Data listing:
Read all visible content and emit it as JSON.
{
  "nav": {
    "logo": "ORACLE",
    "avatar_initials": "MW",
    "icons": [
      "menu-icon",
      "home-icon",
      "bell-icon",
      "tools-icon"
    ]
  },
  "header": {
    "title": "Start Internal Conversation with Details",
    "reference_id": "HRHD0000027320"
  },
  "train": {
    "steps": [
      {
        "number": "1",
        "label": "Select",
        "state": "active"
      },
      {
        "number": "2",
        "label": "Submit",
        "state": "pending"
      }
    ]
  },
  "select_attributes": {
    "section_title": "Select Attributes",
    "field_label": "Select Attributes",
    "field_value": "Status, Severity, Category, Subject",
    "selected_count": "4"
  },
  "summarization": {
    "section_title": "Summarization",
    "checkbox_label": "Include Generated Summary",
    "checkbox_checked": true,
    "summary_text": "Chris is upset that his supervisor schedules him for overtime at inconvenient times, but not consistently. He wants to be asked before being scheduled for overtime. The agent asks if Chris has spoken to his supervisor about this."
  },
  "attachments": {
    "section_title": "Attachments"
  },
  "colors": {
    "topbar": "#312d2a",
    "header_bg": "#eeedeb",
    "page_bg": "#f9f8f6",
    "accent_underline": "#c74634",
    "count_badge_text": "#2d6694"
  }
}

Job:
Go back to the listing above and please repeat it exactly.

Final answer:
Read all visible content and emit it as JSON.
{
  "nav": {
    "logo": "ORACLE",
    "avatar_initials": "MW",
    "icons": [
      "menu-icon",
      "home-icon",
      "bell-icon",
      "tools-icon"
    ]
  },
  "header": {
    "title": "Start Internal Conversation with Details",
    "reference_id": "HRHD0000027320"
  },
  "train": {
    "steps": [
      {
        "number": "1",
        "label": "Select",
        "state": "active"
      },
      {
        "number": "2",
        "label": "Submit",
        "state": "pending"
      }
    ]
  },
  "select_attributes": {
    "section_title": "Select Attributes",
    "field_label": "Select Attributes",
    "field_value": "Status, Severity, Category, Subject",
    "selected_count": "4"
  },
  "summarization": {
    "section_title": "Summarization",
    "checkbox_label": "Include Generated Summary",
    "checkbox_checked": true,
    "summary_text": "Chris is upset that his supervisor schedules him for overtime at inconvenient times, but not consistently. He wants to be asked before being scheduled for overtime. The agent asks if Chris has spoken to his supervisor about this."
  },
  "attachments": {
    "section_title": "Attachments"
  },
  "colors": {
    "topbar": "#312d2a",
    "header_bg": "#eeedeb",
    "page_bg": "#f9f8f6",
    "accent_underline": "#c74634",
    "count_badge_text": "#2d6694"
  }
}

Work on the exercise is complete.